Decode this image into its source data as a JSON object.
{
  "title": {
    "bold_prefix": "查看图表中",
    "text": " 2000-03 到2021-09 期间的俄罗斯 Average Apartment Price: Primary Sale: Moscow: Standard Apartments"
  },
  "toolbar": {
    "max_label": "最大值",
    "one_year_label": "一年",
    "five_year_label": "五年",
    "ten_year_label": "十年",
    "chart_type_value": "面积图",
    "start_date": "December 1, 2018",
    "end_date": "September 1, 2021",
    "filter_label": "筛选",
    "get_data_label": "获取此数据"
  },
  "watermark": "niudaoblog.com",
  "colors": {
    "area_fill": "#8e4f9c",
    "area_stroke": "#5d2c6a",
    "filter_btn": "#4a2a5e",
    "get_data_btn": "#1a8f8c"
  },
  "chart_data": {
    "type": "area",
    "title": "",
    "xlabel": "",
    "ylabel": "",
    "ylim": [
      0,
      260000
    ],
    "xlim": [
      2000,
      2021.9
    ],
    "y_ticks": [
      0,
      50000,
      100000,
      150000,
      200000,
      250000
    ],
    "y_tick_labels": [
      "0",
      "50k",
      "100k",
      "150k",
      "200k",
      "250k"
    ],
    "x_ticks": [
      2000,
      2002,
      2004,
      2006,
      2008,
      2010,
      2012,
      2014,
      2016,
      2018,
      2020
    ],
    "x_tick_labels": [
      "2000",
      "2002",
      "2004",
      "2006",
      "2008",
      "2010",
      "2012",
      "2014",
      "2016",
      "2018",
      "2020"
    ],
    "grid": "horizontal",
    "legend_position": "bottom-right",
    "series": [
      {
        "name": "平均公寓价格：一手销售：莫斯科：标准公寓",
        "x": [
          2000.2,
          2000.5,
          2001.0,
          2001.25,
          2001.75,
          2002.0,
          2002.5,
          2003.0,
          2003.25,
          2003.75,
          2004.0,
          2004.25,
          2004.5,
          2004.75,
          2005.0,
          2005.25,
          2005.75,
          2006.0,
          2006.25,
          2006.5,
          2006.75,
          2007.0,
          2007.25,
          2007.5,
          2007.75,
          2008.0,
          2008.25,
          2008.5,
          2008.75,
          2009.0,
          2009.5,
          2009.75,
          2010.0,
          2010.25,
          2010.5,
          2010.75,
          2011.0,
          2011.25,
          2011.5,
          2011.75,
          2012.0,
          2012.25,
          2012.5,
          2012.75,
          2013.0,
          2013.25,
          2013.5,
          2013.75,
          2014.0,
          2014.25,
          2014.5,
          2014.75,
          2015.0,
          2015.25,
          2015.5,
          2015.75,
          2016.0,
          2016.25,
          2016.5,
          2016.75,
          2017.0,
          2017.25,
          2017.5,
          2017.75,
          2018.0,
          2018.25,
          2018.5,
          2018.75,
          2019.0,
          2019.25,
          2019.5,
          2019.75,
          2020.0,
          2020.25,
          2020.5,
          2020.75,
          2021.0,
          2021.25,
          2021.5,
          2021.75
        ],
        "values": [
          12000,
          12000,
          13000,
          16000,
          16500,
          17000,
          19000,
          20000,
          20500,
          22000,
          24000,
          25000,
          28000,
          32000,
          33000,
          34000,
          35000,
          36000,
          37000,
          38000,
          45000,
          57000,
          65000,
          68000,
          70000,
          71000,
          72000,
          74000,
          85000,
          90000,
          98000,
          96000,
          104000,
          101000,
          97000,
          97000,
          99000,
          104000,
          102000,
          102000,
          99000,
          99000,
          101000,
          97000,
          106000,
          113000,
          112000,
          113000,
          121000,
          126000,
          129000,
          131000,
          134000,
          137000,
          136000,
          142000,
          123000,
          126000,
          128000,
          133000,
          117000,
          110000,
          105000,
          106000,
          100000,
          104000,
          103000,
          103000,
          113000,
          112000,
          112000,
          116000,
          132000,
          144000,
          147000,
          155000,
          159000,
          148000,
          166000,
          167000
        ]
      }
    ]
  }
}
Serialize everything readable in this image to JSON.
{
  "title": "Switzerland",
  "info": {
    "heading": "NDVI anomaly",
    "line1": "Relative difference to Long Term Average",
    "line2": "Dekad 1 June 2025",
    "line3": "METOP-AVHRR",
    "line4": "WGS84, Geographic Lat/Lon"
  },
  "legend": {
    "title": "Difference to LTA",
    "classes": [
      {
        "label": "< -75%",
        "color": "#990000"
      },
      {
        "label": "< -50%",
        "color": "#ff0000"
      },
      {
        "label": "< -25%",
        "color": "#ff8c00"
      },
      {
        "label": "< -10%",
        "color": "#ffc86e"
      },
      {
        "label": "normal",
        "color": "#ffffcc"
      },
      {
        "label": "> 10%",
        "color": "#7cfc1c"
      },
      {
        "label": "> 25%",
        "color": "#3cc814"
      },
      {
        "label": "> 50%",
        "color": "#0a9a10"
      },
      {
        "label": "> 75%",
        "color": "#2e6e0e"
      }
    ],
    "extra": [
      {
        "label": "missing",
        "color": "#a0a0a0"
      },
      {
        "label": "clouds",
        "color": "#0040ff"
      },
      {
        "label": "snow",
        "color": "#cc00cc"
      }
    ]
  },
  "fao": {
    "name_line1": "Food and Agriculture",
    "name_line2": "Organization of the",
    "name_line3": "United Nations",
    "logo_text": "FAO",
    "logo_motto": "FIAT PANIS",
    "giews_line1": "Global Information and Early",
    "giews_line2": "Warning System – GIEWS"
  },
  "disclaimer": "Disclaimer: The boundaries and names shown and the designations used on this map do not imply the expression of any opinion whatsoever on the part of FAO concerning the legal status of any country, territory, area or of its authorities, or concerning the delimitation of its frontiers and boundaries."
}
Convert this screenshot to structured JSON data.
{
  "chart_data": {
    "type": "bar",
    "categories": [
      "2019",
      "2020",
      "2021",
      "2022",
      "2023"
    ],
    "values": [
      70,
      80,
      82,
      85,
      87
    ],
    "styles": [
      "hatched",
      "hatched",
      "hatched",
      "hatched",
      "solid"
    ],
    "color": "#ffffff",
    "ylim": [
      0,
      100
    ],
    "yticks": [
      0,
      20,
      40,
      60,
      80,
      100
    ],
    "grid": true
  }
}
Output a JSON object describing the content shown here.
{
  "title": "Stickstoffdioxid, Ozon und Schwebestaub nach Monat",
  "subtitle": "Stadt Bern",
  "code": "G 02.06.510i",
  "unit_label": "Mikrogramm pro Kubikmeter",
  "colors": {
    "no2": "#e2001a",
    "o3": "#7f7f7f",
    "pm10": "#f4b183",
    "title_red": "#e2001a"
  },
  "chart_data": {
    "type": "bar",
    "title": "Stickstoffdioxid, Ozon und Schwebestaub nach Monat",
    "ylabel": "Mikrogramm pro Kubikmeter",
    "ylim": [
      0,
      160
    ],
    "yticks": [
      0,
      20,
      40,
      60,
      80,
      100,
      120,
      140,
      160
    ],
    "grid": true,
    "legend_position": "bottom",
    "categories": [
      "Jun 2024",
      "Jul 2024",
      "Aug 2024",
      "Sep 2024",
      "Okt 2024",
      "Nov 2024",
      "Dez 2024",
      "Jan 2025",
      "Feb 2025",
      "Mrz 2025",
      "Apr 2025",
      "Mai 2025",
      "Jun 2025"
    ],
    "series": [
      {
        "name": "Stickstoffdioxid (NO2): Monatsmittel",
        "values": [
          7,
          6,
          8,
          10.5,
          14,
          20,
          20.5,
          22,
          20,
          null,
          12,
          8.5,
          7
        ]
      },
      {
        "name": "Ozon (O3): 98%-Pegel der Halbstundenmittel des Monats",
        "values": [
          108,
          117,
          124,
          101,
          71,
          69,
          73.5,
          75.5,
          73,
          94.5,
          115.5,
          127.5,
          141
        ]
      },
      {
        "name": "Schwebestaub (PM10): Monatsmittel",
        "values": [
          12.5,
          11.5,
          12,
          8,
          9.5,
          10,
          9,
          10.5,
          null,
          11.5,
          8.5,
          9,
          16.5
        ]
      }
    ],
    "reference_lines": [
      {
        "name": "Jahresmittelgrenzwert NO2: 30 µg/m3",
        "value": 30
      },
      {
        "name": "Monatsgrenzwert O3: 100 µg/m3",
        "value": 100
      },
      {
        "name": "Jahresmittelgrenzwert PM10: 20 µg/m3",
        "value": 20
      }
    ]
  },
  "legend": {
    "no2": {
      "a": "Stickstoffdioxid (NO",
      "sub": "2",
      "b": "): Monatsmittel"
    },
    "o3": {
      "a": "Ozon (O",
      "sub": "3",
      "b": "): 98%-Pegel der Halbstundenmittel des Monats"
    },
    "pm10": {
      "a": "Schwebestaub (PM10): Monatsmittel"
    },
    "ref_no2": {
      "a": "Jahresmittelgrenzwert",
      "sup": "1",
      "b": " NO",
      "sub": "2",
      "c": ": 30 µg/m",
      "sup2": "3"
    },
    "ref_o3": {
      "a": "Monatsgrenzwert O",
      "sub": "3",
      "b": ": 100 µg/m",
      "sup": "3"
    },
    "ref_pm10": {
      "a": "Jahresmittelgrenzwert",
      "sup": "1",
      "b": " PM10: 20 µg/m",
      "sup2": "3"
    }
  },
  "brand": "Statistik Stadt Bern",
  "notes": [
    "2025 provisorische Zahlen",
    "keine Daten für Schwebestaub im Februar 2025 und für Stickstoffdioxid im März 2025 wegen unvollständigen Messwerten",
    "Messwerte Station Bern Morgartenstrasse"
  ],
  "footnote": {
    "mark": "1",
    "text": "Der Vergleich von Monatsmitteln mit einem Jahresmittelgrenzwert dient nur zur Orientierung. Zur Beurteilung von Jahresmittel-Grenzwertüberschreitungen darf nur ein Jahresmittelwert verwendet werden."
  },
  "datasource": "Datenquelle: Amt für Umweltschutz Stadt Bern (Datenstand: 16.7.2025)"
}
------
*What the task requires:*
In the records above, find each line holding "Schwebestaub" and copy it.

*Output of the exercise:*
  "title": "Stickstoffdioxid, Ozon und Schwebestaub nach Monat",
    "title": "Stickstoffdioxid, Ozon und Schwebestaub nach Monat",
        "name": "Schwebestaub (PM10): Monatsmittel",
      "a": "Schwebestaub (PM10): Monatsmittel"
    "keine Daten für Schwebestaub im Februar 2025 und für Stickstoffdioxid im März 2025 wegen unvollständigen Messwerten",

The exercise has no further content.